▶ [Challenge] Write out the listing beneath this instruction in its entirety, exactly as it reads.

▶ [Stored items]
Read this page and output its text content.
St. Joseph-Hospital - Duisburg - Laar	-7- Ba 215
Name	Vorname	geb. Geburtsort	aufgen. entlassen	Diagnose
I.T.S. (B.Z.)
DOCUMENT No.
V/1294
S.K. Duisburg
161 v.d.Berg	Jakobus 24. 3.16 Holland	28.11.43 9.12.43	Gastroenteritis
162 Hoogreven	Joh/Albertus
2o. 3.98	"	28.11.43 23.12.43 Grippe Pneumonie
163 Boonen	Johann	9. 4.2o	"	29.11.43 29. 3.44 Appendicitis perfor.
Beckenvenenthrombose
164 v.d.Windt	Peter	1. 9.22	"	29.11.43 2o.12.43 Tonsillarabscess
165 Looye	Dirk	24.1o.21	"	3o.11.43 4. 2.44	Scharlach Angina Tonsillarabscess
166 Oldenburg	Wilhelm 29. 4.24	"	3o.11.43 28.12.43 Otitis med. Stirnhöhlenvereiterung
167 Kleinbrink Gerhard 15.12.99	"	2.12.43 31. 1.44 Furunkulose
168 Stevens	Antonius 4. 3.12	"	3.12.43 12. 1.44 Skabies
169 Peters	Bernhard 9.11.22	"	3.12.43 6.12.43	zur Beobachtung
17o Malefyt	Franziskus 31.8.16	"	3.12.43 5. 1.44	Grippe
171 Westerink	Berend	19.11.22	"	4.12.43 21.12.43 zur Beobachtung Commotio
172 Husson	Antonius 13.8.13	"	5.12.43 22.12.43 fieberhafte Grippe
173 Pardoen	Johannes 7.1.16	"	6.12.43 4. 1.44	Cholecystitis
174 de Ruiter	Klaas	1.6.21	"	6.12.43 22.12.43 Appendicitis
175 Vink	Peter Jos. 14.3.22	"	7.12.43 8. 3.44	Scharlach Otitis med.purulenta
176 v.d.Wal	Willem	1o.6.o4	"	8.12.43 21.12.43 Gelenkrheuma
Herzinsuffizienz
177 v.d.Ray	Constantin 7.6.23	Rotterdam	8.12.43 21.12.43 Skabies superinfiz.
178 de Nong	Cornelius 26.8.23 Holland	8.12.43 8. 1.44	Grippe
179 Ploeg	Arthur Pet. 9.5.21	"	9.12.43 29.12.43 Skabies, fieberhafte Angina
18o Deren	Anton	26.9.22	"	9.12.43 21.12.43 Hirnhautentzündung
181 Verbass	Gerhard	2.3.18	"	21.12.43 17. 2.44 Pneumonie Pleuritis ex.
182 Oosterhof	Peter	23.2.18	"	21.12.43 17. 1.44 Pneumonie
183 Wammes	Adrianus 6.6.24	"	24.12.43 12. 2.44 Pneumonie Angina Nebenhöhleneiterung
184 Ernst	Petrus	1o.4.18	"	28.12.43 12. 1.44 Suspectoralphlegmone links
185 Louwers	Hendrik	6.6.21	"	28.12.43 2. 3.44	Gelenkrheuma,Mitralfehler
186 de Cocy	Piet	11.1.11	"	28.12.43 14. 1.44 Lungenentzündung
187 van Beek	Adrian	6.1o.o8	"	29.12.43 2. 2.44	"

▶ [Task solution]
Read this page and output its text content.
St. Joseph-Hospital - Duisburg - Laar	-7- Ba 215
Name	Vorname	geb. Geburtsort	aufgen. entlassen	Diagnose
I.T.S. (B.Z.)
DOCUMENT No.
V/1294
S.K. Duisburg
161 v.d.Berg	Jakobus 24. 3.16 Holland	28.11.43 9.12.43	Gastroenteritis
162 Hoogreven	Joh/Albertus
2o. 3.98	"	28.11.43 23.12.43 Grippe Pneumonie
163 Boonen	Johann	9. 4.2o	"	29.11.43 29. 3.44 Appendicitis perfor.
Beckenvenenthrombose
164 v.d.Windt	Peter	1. 9.22	"	29.11.43 2o.12.43 Tonsillarabscess
165 Looye	Dirk	24.1o.21	"	3o.11.43 4. 2.44	Scharlach Angina Tonsillarabscess
166 Oldenburg	Wilhelm 29. 4.24	"	3o.11.43 28.12.43 Otitis med. Stirnhöhlenvereiterung
167 Kleinbrink Gerhard 15.12.99	"	2.12.43 31. 1.44 Furunkulose
168 Stevens	Antonius 4. 3.12	"	3.12.43 12. 1.44 Skabies
169 Peters	Bernhard 9.11.22	"	3.12.43 6.12.43	zur Beobachtung
17o Malefyt	Franziskus 31.8.16	"	3.12.43 5. 1.44	Grippe
171 Westerink	Berend	19.11.22	"	4.12.43 21.12.43 zur Beobachtung Commotio
172 Husson	Antonius 13.8.13	"	5.12.43 22.12.43 fieberhafte Grippe
173 Pardoen	Johannes 7.1.16	"	6.12.43 4. 1.44	Cholecystitis
174 de Ruiter	Klaas	1.6.21	"	6.12.43 22.12.43 Appendicitis
175 Vink	Peter Jos. 14.3.22	"	7.12.43 8. 3.44	Scharlach Otitis med.purulenta
176 v.d.Wal	Willem	1o.6.o4	"	8.12.43 21.12.43 Gelenkrheuma
Herzinsuffizienz
177 v.d.Ray	Constantin 7.6.23	Rotterdam	8.12.43 21.12.43 Skabies superinfiz.
178 de Nong	Cornelius 26.8.23 Holland	8.12.43 8. 1.44	Grippe
179 Ploeg	Arthur Pet. 9.5.21	"	9.12.43 29.12.43 Skabies, fieberhafte Angina
18o Deren	Anton	26.9.22	"	9.12.43 21.12.43 Hirnhautentzündung
181 Verbass	Gerhard	2.3.18	"	21.12.43 17. 2.44 Pneumonie Pleuritis ex.
182 Oosterhof	Peter	23.2.18	"	21.12.43 17. 1.44 Pneumonie
183 Wammes	Adrianus 6.6.24	"	24.12.43 12. 2.44 Pneumonie Angina Nebenhöhleneiterung
184 Ernst	Petrus	1o.4.18	"	28.12.43 12. 1.44 Suspectoralphlegmone links
185 Louwers	Hendrik	6.6.21	"	28.12.43 2. 3.44	Gelenkrheuma,Mitralfehler
186 de Cocy	Piet	11.1.11	"	28.12.43 14. 1.44 Lungenentzündung
187 van Beek	Adrian	6.1o.o8	"	29.12.43 2. 2.44	"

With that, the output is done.